## [GOAL]
Quote every entry word for word.

··········

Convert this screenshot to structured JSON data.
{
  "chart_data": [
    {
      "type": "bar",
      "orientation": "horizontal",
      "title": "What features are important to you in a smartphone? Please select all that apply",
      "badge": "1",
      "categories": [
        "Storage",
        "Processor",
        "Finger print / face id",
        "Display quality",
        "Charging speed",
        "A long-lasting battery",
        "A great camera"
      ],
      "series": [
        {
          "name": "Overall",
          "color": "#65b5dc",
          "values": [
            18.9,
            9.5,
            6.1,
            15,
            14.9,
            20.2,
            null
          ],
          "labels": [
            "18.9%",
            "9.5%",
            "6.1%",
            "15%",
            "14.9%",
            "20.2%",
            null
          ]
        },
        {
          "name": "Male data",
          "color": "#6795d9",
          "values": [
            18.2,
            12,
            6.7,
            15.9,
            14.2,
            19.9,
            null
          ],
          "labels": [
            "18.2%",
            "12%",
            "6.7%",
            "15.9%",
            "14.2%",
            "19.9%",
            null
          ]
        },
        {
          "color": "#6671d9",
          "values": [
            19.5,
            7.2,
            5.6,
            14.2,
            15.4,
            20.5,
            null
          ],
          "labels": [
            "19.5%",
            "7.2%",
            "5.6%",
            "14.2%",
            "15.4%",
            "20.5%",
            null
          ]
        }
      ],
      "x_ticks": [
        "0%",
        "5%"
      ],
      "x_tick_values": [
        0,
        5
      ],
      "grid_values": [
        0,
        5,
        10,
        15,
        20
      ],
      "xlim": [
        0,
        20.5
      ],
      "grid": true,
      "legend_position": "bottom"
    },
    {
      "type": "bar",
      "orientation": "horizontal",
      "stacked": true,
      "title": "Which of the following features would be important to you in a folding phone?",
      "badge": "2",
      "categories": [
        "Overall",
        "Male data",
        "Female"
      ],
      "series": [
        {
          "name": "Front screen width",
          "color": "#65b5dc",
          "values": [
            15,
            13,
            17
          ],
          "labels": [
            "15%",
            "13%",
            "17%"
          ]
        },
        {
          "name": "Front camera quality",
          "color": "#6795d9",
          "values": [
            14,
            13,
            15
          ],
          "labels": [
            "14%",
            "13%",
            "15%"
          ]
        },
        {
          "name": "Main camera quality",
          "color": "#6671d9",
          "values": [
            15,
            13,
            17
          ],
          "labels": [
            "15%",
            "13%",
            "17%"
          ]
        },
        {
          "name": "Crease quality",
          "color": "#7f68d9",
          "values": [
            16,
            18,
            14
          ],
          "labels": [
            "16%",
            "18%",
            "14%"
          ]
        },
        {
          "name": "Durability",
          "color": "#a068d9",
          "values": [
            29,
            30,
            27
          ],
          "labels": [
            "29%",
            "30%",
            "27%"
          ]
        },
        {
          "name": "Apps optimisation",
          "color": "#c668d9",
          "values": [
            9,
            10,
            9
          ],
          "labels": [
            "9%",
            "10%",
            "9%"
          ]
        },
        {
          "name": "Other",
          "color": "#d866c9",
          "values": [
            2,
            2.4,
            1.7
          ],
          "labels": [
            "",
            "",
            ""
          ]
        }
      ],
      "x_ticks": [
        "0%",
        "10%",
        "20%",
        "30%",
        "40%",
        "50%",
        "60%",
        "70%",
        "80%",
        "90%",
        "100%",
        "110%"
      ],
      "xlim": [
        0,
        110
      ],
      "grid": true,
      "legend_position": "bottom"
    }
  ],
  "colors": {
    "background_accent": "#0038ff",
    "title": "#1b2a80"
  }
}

··········

## [SOLUTION TO THIS EXERCISE]
Convert this screenshot to structured JSON data.
{
  "chart_data": [
    {
      "type": "bar",
      "orientation": "horizontal",
      "title": "What features are important to you in a smartphone? Please select all that apply",
      "badge": "1",
      "categories": [
        "Storage",
        "Processor",
        "Finger print / face id",
        "Display quality",
        "Charging speed",
        "A long-lasting battery",
        "A great camera"
      ],
      "series": [
        {
          "name": "Overall",
          "color": "#65b5dc",
          "values": [
            18.9,
            9.5,
            6.1,
            15,
            14.9,
            20.2,
            null
          ],
          "labels": [
            "18.9%",
            "9.5%",
            "6.1%",
            "15%",
            "14.9%",
            "20.2%",
            null
          ]
        },
        {
          "name": "Male data",
          "color": "#6795d9",
          "values": [
            18.2,
            12,
            6.7,
            15.9,
            14.2,
            19.9,
            null
          ],
          "labels": [
            "18.2%",
            "12%",
            "6.7%",
            "15.9%",
            "14.2%",
            "19.9%",
            null
          ]
        },
        {
          "color": "#6671d9",
          "values": [
            19.5,
            7.2,
            5.6,
            14.2,
            15.4,
            20.5,
            null
          ],
          "labels": [
            "19.5%",
            "7.2%",
            "5.6%",
            "14.2%",
            "15.4%",
            "20.5%",
            null
          ]
        }
      ],
      "x_ticks": [
        "0%",
        "5%"
      ],
      "x_tick_values": [
        0,
        5
      ],
      "grid_values": [
        0,
        5,
        10,
        15,
        20
      ],
      "xlim": [
        0,
        20.5
      ],
      "grid": true,
      "legend_position": "bottom"
    },
    {
      "type": "bar",
      "orientation": "horizontal",
      "stacked": true,
      "title": "Which of the following features would be important to you in a folding phone?",
      "badge": "2",
      "categories": [
        "Overall",
        "Male data",
        "Female"
      ],
      "series": [
        {
          "name": "Front screen width",
          "color": "#65b5dc",
          "values": [
            15,
            13,
            17
          ],
          "labels": [
            "15%",
            "13%",
            "17%"
          ]
        },
        {
          "name": "Front camera quality",
          "color": "#6795d9",
          "values": [
            14,
            13,
            15
          ],
          "labels": [
            "14%",
            "13%",
            "15%"
          ]
        },
        {
          "name": "Main camera quality",
          "color": "#6671d9",
          "values": [
            15,
            13,
            17
          ],
          "labels": [
            "15%",
            "13%",
            "17%"
          ]
        },
        {
          "name": "Crease quality",
          "color": "#7f68d9",
          "values": [
            16,
            18,
            14
          ],
          "labels": [
            "16%",
            "18%",
            "14%"
          ]
        },
        {
          "name": "Durability",
          "color": "#a068d9",
          "values": [
            29,
            30,
            27
          ],
          "labels": [
            "29%",
            "30%",
            "27%"
          ]
        },
        {
          "name": "Apps optimisation",
          "color": "#c668d9",
          "values": [
            9,
            10,
            9
          ],
          "labels": [
            "9%",
            "10%",
            "9%"
          ]
        },
        {
          "name": "Other",
          "color": "#d866c9",
          "values": [
            2,
            2.4,
            1.7
          ],
          "labels": [
            "",
            "",
            ""
          ]
        }
      ],
      "x_ticks": [
        "0%",
        "10%",
        "20%",
        "30%",
        "40%",
        "50%",
        "60%",
        "70%",
        "80%",
        "90%",
        "100%",
        "110%"
      ],
      "xlim": [
        0,
        110
      ],
      "grid": true,
      "legend_position": "bottom"
    }
  ],
  "colors": {
    "background_accent": "#0038ff",
    "title": "#1b2a80"
  }
}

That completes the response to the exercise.